• _Short exercise_:
Every record must be repeated exactly, with no omission.

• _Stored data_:
# # #

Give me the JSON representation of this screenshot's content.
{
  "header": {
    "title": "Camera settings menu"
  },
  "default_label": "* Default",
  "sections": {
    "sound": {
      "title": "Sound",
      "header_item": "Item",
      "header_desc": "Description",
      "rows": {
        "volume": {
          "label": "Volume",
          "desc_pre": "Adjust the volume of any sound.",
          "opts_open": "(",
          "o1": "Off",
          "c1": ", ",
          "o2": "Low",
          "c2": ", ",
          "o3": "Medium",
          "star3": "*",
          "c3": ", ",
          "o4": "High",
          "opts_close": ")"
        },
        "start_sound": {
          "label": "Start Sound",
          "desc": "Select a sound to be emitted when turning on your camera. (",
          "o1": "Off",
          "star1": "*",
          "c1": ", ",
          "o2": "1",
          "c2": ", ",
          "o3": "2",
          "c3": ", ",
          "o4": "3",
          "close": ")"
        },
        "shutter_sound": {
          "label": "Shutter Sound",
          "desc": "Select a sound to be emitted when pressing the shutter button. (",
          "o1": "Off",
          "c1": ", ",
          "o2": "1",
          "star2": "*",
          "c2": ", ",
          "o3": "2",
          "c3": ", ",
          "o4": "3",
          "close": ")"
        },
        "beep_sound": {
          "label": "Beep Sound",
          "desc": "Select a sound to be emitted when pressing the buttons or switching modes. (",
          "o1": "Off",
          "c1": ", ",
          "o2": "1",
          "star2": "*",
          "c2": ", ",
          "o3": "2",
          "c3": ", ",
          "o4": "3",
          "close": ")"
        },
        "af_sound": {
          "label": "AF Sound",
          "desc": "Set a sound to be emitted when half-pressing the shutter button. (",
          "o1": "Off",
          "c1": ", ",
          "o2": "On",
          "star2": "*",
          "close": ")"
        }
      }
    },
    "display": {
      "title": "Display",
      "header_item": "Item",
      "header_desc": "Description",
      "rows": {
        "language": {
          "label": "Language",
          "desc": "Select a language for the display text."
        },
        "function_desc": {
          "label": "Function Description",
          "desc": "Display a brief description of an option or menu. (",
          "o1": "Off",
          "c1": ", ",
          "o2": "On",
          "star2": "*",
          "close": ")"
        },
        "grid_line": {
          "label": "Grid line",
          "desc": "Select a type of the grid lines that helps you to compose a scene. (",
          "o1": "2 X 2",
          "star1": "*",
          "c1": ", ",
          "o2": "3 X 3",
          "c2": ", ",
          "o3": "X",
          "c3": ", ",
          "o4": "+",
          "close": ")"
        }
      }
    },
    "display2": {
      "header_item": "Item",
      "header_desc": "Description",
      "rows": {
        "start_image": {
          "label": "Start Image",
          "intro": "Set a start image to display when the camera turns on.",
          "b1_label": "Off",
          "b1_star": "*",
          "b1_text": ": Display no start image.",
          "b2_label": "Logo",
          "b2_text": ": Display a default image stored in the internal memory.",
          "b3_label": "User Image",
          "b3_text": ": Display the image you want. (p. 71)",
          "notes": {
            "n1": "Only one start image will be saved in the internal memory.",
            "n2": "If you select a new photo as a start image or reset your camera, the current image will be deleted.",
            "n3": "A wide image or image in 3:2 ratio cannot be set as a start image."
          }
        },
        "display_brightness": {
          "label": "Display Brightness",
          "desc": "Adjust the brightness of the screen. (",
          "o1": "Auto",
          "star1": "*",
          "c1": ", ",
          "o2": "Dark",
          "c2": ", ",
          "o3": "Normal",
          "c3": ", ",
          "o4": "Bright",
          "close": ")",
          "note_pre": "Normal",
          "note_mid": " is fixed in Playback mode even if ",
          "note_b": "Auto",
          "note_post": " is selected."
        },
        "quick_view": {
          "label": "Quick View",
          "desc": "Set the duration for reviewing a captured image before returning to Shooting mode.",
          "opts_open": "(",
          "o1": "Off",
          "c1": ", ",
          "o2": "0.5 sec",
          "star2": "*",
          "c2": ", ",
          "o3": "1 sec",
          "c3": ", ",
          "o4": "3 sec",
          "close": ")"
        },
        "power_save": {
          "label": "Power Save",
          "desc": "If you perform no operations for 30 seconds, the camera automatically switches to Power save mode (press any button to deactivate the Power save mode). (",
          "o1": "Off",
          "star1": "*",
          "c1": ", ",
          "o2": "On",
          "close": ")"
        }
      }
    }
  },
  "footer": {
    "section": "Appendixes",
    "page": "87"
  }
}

# # #

• _Task answer_:
Give me the JSON representation of this screenshot's content.
{
  "header": {
    "title": "Camera settings menu"
  },
  "default_label": "* Default",
  "sections": {
    "sound": {
      "title": "Sound",
      "header_item": "Item",
      "header_desc": "Description",
      "rows": {
        "volume": {
          "label": "Volume",
          "desc_pre": "Adjust the volume of any sound.",
          "opts_open": "(",
          "o1": "Off",
          "c1": ", ",
          "o2": "Low",
          "c2": ", ",
          "o3": "Medium",
          "star3": "*",
          "c3": ", ",
          "o4": "High",
          "opts_close": ")"
        },
        "start_sound": {
          "label": "Start Sound",
          "desc": "Select a sound to be emitted when turning on your camera. (",
          "o1": "Off",
          "star1": "*",
          "c1": ", ",
          "o2": "1",
          "c2": ", ",
          "o3": "2",
          "c3": ", ",
          "o4": "3",
          "close": ")"
        },
        "shutter_sound": {
          "label": "Shutter Sound",
          "desc": "Select a sound to be emitted when pressing the shutter button. (",
          "o1": "Off",
          "c1": ", ",
          "o2": "1",
          "star2": "*",
          "c2": ", ",
          "o3": "2",
          "c3": ", ",
          "o4": "3",
          "close": ")"
        },
        "beep_sound": {
          "label": "Beep Sound",
          "desc": "Select a sound to be emitted when pressing the buttons or switching modes. (",
          "o1": "Off",
          "c1": ", ",
          "o2": "1",
          "star2": "*",
          "c2": ", ",
          "o3": "2",
          "c3": ", ",
          "o4": "3",
          "close": ")"
        },
        "af_sound": {
          "label": "AF Sound",
          "desc": "Set a sound to be emitted when half-pressing the shutter button. (",
          "o1": "Off",
          "c1": ", ",
          "o2": "On",
          "star2": "*",
          "close": ")"
        }
      }
    },
    "display": {
      "title": "Display",
      "header_item": "Item",
      "header_desc": "Description",
      "rows": {
        "language": {
          "label": "Language",
          "desc": "Select a language for the display text."
        },
        "function_desc": {
          "label": "Function Description",
          "desc": "Display a brief description of an option or menu. (",
          "o1": "Off",
          "c1": ", ",
          "o2": "On",
          "star2": "*",
          "close": ")"
        },
        "grid_line": {
          "label": "Grid line",
          "desc": "Select a type of the grid lines that helps you to compose a scene. (",
          "o1": "2 X 2",
          "star1": "*",
          "c1": ", ",
          "o2": "3 X 3",
          "c2": ", ",
          "o3": "X",
          "c3": ", ",
          "o4": "+",
          "close": ")"
        }
      }
    },
    "display2": {
      "header_item": "Item",
      "header_desc": "Description",
      "rows": {
        "start_image": {
          "label": "Start Image",
          "intro": "Set a start image to display when the camera turns on.",
          "b1_label": "Off",
          "b1_star": "*",
          "b1_text": ": Display no start image.",
          "b2_label": "Logo",
          "b2_text": ": Display a default image stored in the internal memory.",
          "b3_label": "User Image",
          "b3_text": ": Display the image you want. (p. 71)",
          "notes": {
            "n1": "Only one start image will be saved in the internal memory.",
            "n2": "If you select a new photo as a start image or reset your camera, the current image will be deleted.",
            "n3": "A wide image or image in 3:2 ratio cannot be set as a start image."
          }
        },
        "display_brightness": {
          "label": "Display Brightness",
          "desc": "Adjust the brightness of the screen. (",
          "o1": "Auto",
          "star1": "*",
          "c1": ", ",
          "o2": "Dark",
          "c2": ", ",
          "o3": "Normal",
          "c3": ", ",
          "o4": "Bright",
          "close": ")",
          "note_pre": "Normal",
          "note_mid": " is fixed in Playback mode even if ",
          "note_b": "Auto",
          "note_post": " is selected."
        },
        "quick_view": {
          "label": "Quick View",
          "desc": "Set the duration for reviewing a captured image before returning to Shooting mode.",
          "opts_open": "(",
          "o1": "Off",
          "c1": ", ",
          "o2": "0.5 sec",
          "star2": "*",
          "c2": ", ",
          "o3": "1 sec",
          "c3": ", ",
          "o4": "3 sec",
          "close": ")"
        },
        "power_save": {
          "label": "Power Save",
          "desc": "If you perform no operations for 30 seconds, the camera automatically switches to Power save mode (press any button to deactivate the Power save mode). (",
          "o1": "Off",
          "star1": "*",
          "c1": ", ",
          "o2": "On",
          "close": ")"
        }
      }
    }
  },
  "footer": {
    "section": "Appendixes",
    "page": "87"
  }
}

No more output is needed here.